:: WORK TO DO ::
Repeat the listing that follows, character for character, minus the pictures.

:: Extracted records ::
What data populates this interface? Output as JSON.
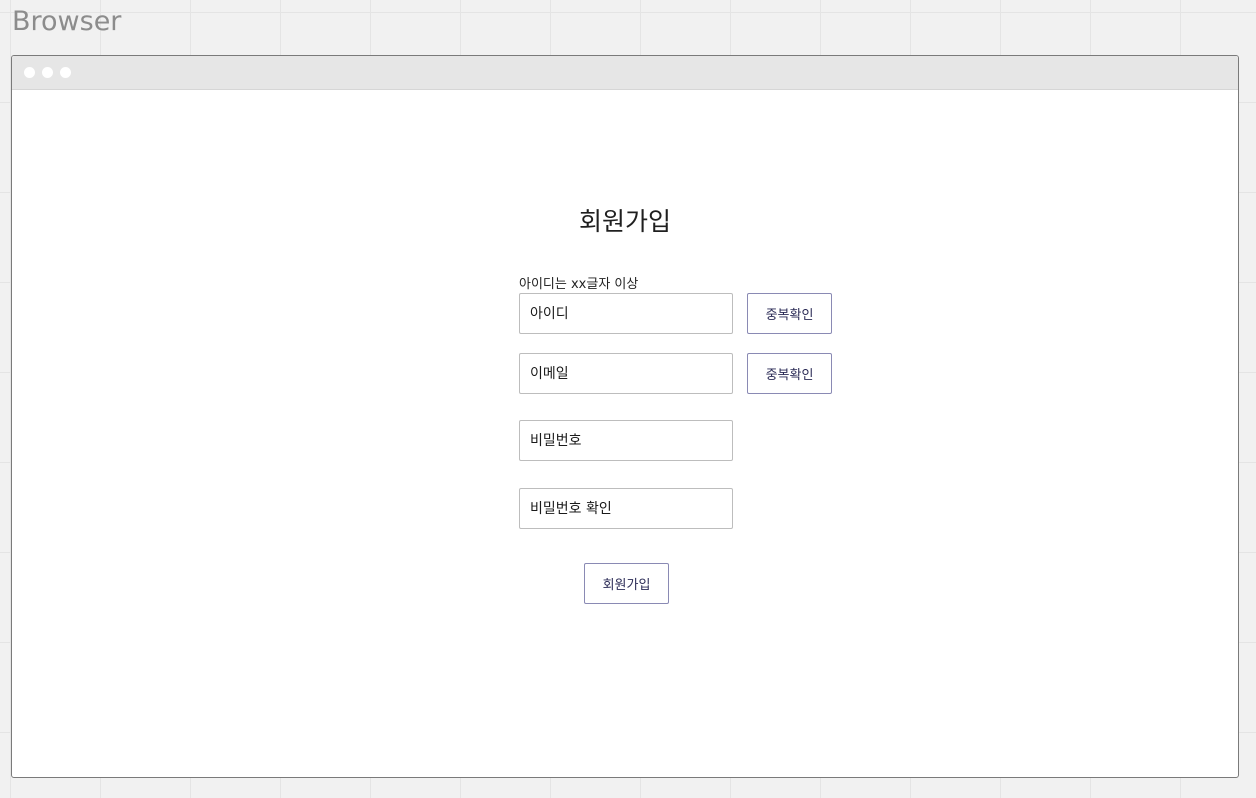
{
  "frame": {
    "label": "Browser"
  },
  "form": {
    "title": "회원가입",
    "id_helper": "아이디는 xx글자 이상",
    "id_placeholder": "아이디",
    "email_placeholder": "이메일",
    "password_placeholder": "비밀번호",
    "password_confirm_placeholder": "비밀번호 확인",
    "check_duplicate_label": "중복확인",
    "submit_label": "회원가입"
  },
  "colors": {
    "button_border": "#8a8ab4",
    "button_text": "#2a2a55",
    "input_border": "#bdbdbd",
    "titlebar": "#e6e6e6"
  }
}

:: FINAL RESULT ::
What data populates this interface? Output as JSON.
{
  "frame": {
    "label": "Browser"
  },
  "form": {
    "title": "회원가입",
    "id_helper": "아이디는 xx글자 이상",
    "id_placeholder": "아이디",
    "email_placeholder": "이메일",
    "password_placeholder": "비밀번호",
    "password_confirm_placeholder": "비밀번호 확인",
    "check_duplicate_label": "중복확인",
    "submit_label": "회원가입"
  },
  "colors": {
    "button_border": "#8a8ab4",
    "button_text": "#2a2a55",
    "input_border": "#bdbdbd",
    "titlebar": "#e6e6e6"
  }
}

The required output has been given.